WORK TO BE COMPLETED – Determine the number of lines where "name" occurs and reply with that number by itself.

STORED RECORDS –
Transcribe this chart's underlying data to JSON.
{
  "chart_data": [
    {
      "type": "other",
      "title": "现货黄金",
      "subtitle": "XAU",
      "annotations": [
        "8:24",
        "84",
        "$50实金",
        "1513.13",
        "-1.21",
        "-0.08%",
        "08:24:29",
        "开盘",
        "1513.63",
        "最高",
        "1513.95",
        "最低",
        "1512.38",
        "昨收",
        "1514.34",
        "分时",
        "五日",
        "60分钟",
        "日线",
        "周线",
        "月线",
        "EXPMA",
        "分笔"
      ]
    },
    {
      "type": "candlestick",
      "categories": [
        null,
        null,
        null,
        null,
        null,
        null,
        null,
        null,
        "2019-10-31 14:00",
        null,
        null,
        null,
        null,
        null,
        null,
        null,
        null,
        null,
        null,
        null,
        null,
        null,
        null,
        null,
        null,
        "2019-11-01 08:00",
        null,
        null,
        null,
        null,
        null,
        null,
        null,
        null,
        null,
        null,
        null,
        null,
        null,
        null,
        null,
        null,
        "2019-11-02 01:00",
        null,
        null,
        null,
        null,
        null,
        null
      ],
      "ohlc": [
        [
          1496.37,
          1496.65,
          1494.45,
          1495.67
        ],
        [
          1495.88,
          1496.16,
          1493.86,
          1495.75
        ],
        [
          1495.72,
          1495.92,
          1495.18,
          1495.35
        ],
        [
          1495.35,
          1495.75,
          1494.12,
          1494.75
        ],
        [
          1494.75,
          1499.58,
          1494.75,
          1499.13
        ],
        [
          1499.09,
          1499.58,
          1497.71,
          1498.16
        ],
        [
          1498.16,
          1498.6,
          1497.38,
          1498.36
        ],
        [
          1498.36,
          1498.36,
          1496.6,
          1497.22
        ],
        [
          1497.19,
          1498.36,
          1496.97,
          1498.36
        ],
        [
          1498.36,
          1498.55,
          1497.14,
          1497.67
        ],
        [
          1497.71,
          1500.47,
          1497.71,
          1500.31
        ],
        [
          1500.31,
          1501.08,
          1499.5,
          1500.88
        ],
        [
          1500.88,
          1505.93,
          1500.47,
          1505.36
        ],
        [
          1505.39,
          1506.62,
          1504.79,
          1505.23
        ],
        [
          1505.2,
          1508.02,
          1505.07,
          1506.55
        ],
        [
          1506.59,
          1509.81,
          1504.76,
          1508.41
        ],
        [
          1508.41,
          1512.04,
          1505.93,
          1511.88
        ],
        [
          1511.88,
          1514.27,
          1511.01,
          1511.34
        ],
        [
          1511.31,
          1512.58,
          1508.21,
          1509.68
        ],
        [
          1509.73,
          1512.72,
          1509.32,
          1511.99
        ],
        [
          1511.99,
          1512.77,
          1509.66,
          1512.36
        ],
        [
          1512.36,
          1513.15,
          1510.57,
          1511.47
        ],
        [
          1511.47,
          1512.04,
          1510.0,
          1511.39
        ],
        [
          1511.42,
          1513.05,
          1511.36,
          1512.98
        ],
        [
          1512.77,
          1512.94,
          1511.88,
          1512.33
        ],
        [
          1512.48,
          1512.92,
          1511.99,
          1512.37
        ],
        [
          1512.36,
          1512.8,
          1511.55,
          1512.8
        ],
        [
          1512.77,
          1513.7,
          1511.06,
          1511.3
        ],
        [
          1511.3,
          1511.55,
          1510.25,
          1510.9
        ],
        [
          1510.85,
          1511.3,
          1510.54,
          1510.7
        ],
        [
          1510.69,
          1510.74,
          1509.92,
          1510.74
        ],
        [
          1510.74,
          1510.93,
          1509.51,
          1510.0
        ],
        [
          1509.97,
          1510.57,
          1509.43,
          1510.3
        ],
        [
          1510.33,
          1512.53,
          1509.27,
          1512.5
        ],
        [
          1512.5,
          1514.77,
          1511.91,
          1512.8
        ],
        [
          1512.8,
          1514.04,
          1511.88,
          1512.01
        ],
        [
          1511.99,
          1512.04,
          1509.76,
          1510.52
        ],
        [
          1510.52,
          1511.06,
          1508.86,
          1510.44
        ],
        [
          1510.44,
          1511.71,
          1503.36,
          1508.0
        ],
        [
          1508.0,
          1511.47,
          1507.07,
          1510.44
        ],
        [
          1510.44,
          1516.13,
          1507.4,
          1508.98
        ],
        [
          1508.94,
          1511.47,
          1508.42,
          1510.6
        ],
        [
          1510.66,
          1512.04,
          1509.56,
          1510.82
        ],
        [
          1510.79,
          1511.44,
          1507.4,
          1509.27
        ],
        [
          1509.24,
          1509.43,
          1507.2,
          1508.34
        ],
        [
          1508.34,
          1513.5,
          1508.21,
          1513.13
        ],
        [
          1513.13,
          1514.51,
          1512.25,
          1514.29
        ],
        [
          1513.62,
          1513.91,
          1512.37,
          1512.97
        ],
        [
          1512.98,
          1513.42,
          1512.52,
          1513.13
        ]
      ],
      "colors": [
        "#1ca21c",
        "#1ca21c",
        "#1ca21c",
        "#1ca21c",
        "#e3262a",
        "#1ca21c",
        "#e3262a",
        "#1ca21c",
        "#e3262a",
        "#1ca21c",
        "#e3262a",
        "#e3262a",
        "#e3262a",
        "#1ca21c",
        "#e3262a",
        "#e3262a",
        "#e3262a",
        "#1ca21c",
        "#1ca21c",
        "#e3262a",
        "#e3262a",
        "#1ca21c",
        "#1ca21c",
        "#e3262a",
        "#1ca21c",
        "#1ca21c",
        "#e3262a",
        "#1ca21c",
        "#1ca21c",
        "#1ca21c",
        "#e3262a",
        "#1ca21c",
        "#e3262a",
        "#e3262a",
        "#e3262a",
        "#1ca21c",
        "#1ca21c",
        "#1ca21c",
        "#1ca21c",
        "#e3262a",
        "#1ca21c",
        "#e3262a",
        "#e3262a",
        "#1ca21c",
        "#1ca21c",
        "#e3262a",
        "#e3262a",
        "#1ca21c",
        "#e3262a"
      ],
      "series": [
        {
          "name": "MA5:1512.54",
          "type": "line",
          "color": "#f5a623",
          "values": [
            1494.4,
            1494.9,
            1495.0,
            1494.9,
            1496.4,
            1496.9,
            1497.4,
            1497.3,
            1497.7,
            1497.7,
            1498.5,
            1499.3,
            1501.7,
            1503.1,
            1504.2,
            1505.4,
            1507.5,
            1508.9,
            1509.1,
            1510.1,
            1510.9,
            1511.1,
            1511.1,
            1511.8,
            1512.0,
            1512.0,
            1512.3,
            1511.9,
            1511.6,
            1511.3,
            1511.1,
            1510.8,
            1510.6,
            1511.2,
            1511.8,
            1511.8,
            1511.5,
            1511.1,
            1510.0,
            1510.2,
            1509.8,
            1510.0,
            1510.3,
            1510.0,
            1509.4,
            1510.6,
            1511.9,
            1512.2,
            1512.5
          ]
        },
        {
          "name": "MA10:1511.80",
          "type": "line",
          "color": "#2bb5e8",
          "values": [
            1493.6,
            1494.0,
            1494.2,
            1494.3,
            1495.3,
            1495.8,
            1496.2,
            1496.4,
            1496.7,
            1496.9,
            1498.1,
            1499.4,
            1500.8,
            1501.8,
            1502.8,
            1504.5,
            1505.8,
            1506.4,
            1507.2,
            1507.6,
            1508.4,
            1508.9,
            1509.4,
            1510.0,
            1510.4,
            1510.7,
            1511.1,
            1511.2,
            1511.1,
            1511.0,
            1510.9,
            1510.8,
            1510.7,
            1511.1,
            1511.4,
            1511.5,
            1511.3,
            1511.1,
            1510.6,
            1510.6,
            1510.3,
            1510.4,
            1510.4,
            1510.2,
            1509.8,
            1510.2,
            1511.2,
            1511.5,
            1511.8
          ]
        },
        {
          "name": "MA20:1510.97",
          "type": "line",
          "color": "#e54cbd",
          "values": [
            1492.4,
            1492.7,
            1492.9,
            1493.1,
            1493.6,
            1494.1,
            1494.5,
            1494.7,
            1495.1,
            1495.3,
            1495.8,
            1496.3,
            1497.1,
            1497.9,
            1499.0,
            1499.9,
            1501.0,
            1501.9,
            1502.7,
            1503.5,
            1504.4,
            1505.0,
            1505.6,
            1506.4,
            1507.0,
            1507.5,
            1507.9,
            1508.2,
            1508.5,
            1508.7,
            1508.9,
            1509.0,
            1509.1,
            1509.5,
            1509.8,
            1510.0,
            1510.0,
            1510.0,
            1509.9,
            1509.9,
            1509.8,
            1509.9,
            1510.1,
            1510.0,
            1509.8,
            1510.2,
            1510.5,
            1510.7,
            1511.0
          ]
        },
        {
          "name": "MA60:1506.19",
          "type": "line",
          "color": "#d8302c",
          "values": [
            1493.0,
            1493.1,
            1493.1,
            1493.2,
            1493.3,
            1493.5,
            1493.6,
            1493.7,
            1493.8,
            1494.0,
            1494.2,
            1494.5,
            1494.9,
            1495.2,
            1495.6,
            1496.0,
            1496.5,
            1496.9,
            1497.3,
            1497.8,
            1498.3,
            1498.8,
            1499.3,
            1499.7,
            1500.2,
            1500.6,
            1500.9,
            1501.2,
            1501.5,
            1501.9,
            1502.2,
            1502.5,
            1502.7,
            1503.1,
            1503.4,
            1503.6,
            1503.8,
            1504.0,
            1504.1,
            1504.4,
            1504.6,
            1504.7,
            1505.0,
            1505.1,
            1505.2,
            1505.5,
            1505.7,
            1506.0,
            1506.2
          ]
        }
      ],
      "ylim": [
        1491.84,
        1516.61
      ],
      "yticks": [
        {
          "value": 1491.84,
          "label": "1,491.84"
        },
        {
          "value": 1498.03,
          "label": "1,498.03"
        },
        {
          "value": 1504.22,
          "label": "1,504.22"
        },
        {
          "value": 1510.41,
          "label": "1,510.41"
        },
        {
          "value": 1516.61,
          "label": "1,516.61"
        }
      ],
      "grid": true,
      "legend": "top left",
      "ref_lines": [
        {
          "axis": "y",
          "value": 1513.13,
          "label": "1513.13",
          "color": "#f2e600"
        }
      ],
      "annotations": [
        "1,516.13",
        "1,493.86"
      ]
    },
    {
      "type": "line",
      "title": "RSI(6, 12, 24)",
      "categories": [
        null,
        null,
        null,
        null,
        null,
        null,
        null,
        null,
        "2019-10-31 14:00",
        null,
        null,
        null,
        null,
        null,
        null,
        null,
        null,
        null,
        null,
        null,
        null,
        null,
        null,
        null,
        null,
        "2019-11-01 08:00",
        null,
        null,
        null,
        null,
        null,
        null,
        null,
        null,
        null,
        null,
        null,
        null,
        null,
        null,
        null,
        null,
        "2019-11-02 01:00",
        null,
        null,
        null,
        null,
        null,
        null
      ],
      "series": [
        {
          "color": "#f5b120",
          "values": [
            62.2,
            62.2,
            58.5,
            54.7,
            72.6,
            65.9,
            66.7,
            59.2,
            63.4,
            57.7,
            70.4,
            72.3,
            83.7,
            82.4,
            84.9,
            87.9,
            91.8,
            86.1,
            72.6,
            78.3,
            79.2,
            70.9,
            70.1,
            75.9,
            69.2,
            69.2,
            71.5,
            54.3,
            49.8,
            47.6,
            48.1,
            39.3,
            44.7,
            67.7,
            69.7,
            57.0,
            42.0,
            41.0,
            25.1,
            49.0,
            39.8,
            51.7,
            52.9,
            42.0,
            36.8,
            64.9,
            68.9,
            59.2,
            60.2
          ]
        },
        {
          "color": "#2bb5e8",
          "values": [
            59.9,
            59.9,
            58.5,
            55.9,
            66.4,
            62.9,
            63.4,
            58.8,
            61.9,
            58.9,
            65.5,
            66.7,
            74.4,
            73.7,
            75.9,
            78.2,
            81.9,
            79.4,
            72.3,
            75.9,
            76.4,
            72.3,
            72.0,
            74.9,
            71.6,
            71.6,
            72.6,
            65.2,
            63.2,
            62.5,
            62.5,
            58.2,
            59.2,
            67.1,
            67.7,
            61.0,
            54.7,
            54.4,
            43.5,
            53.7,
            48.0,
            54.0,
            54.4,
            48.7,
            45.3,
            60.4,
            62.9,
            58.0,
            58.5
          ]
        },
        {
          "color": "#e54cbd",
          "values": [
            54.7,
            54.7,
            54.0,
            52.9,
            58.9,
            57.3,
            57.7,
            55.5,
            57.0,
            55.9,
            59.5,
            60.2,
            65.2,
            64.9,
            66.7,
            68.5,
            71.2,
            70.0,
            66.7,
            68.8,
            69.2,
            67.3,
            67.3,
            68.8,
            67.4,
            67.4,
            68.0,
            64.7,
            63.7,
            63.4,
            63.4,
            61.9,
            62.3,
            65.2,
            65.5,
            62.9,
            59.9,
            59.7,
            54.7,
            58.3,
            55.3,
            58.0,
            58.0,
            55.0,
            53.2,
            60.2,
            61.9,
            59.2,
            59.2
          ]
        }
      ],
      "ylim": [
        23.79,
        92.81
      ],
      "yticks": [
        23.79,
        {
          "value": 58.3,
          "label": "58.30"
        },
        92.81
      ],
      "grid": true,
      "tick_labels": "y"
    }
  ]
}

ANSWER TO THIS EXERCISE – 4